**** MATERIALS PROVIDED
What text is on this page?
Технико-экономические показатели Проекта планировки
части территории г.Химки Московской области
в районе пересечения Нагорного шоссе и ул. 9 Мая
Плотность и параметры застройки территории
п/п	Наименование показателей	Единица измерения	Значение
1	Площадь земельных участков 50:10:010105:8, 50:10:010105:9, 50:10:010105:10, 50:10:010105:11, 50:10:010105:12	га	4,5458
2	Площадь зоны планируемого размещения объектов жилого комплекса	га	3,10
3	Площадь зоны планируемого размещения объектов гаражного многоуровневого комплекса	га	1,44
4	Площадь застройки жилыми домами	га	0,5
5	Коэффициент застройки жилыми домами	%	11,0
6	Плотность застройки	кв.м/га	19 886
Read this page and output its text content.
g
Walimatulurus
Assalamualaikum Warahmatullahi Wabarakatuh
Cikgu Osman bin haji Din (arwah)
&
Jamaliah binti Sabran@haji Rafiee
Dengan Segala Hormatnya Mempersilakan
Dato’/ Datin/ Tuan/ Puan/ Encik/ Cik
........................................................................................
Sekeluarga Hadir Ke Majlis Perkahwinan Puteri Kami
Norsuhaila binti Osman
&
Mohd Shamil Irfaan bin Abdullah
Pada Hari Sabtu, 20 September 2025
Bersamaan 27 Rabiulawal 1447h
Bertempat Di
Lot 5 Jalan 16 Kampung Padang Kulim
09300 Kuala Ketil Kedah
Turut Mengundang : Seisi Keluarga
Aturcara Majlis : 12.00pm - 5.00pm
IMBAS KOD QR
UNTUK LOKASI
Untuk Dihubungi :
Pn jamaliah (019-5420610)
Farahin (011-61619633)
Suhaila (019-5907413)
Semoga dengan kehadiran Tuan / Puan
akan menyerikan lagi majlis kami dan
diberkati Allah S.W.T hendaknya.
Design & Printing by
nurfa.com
********
[OBJECTIVE] Quote the line that contains "Read this page and output its text content." and each line after it through the end of the data, exactly, leaving out everything else.

[ANSWER TO THIS PROBLEM]
Read this page and output its text content.
g
Walimatulurus
Assalamualaikum Warahmatullahi Wabarakatuh
Cikgu Osman bin haji Din (arwah)
&
Jamaliah binti Sabran@haji Rafiee
Dengan Segala Hormatnya Mempersilakan
Dato’/ Datin/ Tuan/ Puan/ Encik/ Cik
........................................................................................
Sekeluarga Hadir Ke Majlis Perkahwinan Puteri Kami
Norsuhaila binti Osman
&
Mohd Shamil Irfaan bin Abdullah
Pada Hari Sabtu, 20 September 2025
Bersamaan 27 Rabiulawal 1447h
Bertempat Di
Lot 5 Jalan 16 Kampung Padang Kulim
09300 Kuala Ketil Kedah
Turut Mengundang : Seisi Keluarga
Aturcara Majlis : 12.00pm - 5.00pm
IMBAS KOD QR
UNTUK LOKASI
Untuk Dihubungi :
Pn jamaliah (019-5420610)
Farahin (011-61619633)
Suhaila (019-5907413)
Semoga dengan kehadiran Tuan / Puan
akan menyerikan lagi majlis kami dan
diberkati Allah S.W.T hendaknya.
Design & Printing by
nurfa.com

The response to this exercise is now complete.